** BEGIN RECORDS SHOWN **

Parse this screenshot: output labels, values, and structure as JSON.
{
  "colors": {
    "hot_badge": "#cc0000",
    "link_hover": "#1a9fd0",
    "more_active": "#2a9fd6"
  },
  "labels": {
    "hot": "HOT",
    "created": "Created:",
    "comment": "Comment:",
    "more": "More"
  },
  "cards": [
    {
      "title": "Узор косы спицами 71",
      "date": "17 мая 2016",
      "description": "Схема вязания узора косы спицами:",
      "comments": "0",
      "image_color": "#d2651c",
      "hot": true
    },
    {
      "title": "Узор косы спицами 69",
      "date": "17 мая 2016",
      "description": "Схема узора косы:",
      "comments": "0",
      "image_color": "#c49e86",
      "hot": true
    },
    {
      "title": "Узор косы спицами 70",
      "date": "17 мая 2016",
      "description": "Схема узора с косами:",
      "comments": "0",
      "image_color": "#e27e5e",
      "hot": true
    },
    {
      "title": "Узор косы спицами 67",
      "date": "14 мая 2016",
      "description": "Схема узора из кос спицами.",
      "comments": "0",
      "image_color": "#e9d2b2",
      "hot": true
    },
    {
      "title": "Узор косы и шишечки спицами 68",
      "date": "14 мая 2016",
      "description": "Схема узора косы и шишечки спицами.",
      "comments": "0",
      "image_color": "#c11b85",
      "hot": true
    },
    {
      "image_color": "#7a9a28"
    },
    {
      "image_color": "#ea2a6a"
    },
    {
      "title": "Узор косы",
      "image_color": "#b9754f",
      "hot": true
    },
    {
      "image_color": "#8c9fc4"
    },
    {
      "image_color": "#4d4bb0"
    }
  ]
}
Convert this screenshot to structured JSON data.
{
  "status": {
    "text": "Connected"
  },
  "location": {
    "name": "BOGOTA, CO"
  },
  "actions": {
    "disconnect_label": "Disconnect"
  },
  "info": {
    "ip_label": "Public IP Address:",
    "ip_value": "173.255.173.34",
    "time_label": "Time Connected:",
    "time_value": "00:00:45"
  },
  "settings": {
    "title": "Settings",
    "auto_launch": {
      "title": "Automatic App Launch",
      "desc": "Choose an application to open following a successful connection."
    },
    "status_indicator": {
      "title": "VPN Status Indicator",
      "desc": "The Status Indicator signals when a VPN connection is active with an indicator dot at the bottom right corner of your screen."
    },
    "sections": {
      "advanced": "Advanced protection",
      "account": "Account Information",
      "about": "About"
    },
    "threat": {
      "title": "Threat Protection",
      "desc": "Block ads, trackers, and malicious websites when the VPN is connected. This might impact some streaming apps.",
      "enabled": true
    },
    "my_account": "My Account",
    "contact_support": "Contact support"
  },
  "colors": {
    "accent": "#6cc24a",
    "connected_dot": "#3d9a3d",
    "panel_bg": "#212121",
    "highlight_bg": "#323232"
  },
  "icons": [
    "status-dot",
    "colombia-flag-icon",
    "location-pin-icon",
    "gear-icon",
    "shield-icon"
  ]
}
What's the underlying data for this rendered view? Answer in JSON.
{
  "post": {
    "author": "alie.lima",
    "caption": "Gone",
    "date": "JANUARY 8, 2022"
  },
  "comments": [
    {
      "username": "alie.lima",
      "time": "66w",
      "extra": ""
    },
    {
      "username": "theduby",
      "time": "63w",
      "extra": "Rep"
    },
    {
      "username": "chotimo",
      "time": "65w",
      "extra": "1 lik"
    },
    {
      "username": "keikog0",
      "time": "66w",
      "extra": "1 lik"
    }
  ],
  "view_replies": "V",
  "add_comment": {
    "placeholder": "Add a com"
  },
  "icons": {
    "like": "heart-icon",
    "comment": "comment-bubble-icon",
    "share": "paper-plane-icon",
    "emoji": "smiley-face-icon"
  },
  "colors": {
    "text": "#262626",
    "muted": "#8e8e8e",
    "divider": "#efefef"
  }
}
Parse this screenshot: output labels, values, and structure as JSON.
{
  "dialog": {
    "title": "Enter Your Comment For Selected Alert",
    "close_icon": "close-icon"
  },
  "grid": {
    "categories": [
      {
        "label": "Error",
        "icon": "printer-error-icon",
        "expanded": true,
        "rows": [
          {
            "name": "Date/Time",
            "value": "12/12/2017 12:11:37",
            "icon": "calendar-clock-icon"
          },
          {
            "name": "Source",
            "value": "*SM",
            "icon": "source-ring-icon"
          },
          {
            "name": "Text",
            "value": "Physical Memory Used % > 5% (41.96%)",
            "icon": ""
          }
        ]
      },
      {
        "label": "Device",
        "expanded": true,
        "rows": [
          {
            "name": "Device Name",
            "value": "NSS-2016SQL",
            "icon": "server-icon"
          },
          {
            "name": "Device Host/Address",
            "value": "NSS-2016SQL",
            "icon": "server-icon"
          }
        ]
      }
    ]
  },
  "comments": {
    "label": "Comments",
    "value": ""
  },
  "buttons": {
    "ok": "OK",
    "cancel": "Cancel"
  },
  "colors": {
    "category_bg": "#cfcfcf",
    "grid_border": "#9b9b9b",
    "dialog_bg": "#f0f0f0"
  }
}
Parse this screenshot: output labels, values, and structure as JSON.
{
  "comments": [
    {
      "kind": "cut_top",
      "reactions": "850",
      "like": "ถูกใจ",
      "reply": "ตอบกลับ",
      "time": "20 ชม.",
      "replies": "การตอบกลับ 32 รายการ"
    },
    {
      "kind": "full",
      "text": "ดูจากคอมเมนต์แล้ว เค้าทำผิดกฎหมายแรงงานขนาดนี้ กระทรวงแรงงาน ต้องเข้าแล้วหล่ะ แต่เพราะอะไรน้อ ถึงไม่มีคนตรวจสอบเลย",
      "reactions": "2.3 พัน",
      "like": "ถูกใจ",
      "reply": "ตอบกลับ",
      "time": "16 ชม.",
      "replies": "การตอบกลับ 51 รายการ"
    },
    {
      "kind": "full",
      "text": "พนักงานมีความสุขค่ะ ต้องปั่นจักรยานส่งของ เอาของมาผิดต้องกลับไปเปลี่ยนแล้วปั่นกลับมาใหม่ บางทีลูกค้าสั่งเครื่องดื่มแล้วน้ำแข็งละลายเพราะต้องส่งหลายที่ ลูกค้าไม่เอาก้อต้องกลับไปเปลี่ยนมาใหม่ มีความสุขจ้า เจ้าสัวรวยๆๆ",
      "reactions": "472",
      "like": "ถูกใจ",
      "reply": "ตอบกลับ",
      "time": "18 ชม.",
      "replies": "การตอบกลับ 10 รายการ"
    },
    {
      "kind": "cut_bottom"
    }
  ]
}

** END RECORDS SHOWN **

- _EXERCISE BRIEF_
Select all lines with the word "การตอบกล" from the entries above.

- _ANSWER TO THE PROBLEM_
      "replies": "การตอบกลับ 32 รายการ"
      "replies": "การตอบกลับ 51 รายการ"
      "replies": "การตอบกลับ 10 รายการ"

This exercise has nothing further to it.